EXERCISE BRIEF: The answer is one number: how many lines in the data below hold "xlabel".

DATA SHOWN:
** begin **

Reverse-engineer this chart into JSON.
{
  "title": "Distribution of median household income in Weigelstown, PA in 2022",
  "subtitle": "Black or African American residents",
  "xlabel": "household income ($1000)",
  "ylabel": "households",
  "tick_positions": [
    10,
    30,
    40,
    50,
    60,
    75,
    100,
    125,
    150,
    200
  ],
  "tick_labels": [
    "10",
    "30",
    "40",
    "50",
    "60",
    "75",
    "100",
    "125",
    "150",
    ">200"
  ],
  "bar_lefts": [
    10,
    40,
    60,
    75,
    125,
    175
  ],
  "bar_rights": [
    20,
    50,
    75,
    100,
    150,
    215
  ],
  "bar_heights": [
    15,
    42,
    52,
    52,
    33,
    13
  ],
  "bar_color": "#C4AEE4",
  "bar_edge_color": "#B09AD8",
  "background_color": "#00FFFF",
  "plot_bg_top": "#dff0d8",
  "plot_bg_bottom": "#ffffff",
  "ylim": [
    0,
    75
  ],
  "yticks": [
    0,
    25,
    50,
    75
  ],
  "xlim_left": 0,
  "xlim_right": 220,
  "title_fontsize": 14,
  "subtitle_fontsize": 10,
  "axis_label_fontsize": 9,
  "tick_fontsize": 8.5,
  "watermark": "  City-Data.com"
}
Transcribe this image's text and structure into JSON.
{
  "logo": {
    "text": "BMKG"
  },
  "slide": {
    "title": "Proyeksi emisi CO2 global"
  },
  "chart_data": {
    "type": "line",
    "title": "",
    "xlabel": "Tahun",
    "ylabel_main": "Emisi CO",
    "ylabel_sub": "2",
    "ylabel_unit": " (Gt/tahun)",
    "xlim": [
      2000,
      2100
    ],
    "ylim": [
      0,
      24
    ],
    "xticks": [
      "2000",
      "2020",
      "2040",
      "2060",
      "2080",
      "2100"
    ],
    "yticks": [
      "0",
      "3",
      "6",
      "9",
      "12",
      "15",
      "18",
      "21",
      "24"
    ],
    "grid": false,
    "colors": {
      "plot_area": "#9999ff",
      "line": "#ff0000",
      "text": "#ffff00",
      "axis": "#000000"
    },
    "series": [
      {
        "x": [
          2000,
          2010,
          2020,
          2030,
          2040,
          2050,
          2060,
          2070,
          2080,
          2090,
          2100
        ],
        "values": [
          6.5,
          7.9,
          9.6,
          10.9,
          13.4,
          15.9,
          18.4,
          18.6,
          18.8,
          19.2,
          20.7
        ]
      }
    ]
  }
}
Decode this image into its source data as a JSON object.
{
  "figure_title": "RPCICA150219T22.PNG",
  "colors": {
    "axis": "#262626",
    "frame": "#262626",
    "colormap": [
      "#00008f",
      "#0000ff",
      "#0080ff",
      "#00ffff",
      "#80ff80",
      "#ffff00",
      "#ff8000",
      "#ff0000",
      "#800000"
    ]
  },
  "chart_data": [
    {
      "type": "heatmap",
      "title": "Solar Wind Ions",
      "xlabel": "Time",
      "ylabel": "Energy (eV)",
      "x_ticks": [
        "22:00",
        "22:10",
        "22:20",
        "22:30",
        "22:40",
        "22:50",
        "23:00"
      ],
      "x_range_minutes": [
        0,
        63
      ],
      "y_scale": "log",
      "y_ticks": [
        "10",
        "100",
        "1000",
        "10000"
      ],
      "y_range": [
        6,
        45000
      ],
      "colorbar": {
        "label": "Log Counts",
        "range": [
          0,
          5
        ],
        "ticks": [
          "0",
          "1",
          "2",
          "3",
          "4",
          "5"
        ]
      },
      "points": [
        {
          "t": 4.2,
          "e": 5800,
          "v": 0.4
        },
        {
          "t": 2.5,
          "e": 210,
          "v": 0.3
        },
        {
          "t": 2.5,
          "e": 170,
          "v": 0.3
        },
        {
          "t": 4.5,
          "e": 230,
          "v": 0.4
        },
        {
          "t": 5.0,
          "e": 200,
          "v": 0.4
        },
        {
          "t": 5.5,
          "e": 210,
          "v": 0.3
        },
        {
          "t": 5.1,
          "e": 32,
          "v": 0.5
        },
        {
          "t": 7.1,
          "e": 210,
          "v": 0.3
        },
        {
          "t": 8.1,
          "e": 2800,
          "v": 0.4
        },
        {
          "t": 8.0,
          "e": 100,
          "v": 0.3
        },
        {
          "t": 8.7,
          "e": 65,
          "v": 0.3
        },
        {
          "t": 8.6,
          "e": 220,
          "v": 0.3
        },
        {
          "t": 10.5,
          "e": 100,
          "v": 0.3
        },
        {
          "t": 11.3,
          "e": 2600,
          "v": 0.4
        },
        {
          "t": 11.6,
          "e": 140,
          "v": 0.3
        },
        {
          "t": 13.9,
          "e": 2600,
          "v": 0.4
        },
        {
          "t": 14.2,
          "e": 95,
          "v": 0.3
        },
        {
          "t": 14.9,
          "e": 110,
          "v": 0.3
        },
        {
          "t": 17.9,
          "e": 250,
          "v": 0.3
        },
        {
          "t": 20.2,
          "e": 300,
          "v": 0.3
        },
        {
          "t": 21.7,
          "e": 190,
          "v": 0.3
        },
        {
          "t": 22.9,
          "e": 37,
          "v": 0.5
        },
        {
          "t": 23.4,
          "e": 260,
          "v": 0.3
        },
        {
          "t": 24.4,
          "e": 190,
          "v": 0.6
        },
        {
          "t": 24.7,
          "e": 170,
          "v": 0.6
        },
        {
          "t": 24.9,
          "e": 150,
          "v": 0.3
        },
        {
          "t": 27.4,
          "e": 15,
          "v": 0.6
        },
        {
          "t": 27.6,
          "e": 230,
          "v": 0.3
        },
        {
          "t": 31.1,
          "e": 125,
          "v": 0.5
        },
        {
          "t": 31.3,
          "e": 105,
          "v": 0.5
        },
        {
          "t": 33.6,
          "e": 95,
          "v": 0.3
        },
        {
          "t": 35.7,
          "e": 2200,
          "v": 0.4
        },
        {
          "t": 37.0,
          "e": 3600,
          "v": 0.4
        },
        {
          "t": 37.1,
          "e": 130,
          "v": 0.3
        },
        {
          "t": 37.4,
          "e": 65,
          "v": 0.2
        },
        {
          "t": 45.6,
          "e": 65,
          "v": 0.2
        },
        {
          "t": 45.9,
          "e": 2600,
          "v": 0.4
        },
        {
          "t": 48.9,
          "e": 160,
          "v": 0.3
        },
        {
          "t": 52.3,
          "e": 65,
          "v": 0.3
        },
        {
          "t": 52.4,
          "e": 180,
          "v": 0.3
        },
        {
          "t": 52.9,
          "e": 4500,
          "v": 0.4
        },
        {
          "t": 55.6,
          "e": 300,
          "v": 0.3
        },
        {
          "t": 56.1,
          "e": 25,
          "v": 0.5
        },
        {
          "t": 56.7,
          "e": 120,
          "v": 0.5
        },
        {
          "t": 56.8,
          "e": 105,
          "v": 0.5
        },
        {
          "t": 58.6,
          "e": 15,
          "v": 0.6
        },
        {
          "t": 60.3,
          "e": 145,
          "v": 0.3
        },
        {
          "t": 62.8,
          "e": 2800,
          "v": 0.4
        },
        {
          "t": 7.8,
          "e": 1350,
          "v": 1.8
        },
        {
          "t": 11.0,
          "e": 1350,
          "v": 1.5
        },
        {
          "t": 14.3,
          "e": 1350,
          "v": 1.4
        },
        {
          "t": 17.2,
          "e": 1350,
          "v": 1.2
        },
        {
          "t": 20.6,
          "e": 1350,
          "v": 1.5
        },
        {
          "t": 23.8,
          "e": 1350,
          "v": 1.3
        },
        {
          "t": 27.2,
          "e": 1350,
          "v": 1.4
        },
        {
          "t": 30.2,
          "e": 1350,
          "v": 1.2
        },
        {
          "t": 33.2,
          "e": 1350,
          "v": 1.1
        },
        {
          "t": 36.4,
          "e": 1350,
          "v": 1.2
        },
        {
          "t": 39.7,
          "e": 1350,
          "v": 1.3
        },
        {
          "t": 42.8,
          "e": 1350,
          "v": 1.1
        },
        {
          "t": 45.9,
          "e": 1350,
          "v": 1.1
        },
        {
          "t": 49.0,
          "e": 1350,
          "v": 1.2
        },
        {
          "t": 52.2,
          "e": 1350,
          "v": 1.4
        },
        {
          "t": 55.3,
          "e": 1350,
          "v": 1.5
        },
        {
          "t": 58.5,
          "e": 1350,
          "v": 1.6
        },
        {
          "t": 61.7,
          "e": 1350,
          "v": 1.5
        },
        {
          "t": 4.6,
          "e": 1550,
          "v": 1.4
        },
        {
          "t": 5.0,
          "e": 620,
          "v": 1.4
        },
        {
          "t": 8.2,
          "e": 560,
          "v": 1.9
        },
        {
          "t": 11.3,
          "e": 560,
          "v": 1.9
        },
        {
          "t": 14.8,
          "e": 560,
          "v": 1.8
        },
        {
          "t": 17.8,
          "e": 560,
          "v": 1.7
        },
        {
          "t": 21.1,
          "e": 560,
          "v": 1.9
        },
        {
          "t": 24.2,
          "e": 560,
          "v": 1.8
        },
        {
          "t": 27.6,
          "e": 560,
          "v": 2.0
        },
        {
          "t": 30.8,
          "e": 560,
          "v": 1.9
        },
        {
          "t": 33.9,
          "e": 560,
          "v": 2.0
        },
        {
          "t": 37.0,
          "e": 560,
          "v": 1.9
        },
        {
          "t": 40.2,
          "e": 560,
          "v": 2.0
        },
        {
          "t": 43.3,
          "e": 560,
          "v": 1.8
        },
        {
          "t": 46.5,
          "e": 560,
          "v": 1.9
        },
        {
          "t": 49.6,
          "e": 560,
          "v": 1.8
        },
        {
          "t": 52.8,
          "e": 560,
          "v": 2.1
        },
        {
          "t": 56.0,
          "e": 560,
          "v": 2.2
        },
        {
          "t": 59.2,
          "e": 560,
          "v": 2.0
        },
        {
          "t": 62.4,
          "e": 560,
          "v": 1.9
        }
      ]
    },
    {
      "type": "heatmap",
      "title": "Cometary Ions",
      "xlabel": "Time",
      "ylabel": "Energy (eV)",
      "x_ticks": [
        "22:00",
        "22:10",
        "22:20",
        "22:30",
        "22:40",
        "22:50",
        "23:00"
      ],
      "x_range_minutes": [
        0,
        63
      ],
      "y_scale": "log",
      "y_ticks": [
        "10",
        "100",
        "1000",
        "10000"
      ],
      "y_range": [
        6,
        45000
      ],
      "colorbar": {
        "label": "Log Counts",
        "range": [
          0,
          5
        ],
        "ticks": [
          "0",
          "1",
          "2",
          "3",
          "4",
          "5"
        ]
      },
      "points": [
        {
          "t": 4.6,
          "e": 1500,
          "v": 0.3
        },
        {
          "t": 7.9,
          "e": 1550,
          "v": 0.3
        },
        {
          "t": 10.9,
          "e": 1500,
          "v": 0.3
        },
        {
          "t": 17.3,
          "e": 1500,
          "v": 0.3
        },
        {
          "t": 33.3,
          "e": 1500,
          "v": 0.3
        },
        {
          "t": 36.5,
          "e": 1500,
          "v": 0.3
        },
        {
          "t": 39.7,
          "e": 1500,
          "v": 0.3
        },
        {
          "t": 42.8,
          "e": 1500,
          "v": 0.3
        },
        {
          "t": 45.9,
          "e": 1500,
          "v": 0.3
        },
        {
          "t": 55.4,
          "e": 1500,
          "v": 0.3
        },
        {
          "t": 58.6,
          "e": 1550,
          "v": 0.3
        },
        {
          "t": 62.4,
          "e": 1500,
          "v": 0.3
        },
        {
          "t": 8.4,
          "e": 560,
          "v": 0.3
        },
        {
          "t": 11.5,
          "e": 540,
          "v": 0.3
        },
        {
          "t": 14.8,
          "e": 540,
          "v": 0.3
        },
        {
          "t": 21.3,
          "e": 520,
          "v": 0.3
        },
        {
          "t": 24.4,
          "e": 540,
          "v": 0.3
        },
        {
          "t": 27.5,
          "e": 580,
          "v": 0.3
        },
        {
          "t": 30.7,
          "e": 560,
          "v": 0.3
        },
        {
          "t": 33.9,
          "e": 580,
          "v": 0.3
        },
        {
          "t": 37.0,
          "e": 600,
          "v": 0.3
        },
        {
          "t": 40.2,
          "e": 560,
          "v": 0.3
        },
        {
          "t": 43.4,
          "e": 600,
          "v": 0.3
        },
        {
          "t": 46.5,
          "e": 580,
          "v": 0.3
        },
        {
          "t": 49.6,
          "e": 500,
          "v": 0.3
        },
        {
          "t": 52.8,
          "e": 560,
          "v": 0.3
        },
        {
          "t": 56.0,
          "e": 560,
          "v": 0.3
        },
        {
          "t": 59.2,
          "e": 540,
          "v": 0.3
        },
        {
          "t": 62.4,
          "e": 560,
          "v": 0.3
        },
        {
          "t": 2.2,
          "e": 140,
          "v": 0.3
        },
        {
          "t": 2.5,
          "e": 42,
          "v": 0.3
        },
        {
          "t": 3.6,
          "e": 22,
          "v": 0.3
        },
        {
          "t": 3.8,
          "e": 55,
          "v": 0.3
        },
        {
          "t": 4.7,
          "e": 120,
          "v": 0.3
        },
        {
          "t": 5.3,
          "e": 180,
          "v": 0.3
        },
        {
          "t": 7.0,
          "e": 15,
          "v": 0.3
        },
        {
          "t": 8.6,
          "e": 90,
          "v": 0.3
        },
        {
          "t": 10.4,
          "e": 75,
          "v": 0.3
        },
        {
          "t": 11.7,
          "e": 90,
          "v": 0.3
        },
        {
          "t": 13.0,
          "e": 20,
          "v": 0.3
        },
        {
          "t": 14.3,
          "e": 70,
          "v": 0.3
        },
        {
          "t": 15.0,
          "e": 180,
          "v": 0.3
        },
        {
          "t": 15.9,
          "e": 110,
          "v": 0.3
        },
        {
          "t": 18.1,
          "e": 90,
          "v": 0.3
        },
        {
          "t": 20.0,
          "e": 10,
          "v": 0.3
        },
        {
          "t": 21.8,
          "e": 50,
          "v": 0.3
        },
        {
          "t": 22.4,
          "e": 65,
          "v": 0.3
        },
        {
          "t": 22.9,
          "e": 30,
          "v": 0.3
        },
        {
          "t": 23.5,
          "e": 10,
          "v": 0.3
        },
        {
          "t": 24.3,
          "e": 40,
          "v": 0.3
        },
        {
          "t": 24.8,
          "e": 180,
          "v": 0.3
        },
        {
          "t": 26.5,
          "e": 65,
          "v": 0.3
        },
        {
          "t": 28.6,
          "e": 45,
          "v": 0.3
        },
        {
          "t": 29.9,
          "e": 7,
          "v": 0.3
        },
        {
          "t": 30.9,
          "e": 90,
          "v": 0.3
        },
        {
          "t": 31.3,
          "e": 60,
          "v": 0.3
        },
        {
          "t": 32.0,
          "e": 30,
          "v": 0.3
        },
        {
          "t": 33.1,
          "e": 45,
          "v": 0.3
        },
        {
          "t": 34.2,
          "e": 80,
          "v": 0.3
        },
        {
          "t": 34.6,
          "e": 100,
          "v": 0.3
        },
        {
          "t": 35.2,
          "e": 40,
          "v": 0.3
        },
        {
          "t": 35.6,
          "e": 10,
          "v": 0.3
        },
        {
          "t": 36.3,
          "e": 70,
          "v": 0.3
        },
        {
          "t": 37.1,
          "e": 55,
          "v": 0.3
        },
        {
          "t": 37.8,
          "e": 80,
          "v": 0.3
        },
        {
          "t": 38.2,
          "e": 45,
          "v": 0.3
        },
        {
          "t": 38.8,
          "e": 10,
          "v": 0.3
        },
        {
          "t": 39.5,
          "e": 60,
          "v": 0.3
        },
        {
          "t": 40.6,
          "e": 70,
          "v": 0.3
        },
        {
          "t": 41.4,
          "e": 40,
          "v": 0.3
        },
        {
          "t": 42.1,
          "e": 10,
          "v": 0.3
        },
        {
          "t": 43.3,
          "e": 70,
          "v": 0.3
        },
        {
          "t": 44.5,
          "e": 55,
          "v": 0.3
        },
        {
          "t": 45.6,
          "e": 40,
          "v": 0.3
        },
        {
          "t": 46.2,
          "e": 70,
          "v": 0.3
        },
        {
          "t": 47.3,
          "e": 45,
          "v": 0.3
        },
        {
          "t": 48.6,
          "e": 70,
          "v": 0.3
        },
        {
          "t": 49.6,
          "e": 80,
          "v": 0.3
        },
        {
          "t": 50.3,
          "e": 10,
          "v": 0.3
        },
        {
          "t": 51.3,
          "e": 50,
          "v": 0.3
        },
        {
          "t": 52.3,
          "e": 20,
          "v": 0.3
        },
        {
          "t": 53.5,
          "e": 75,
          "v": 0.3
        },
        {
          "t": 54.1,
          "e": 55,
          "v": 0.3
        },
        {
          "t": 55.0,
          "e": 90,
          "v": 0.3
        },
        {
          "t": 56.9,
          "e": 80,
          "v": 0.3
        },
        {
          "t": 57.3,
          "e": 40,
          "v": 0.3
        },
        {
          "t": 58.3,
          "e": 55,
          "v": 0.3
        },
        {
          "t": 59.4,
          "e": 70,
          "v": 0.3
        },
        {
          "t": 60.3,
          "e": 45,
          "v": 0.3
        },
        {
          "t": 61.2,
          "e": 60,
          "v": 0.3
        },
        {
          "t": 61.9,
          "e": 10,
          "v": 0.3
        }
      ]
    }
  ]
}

** end **

THE REPLY: 4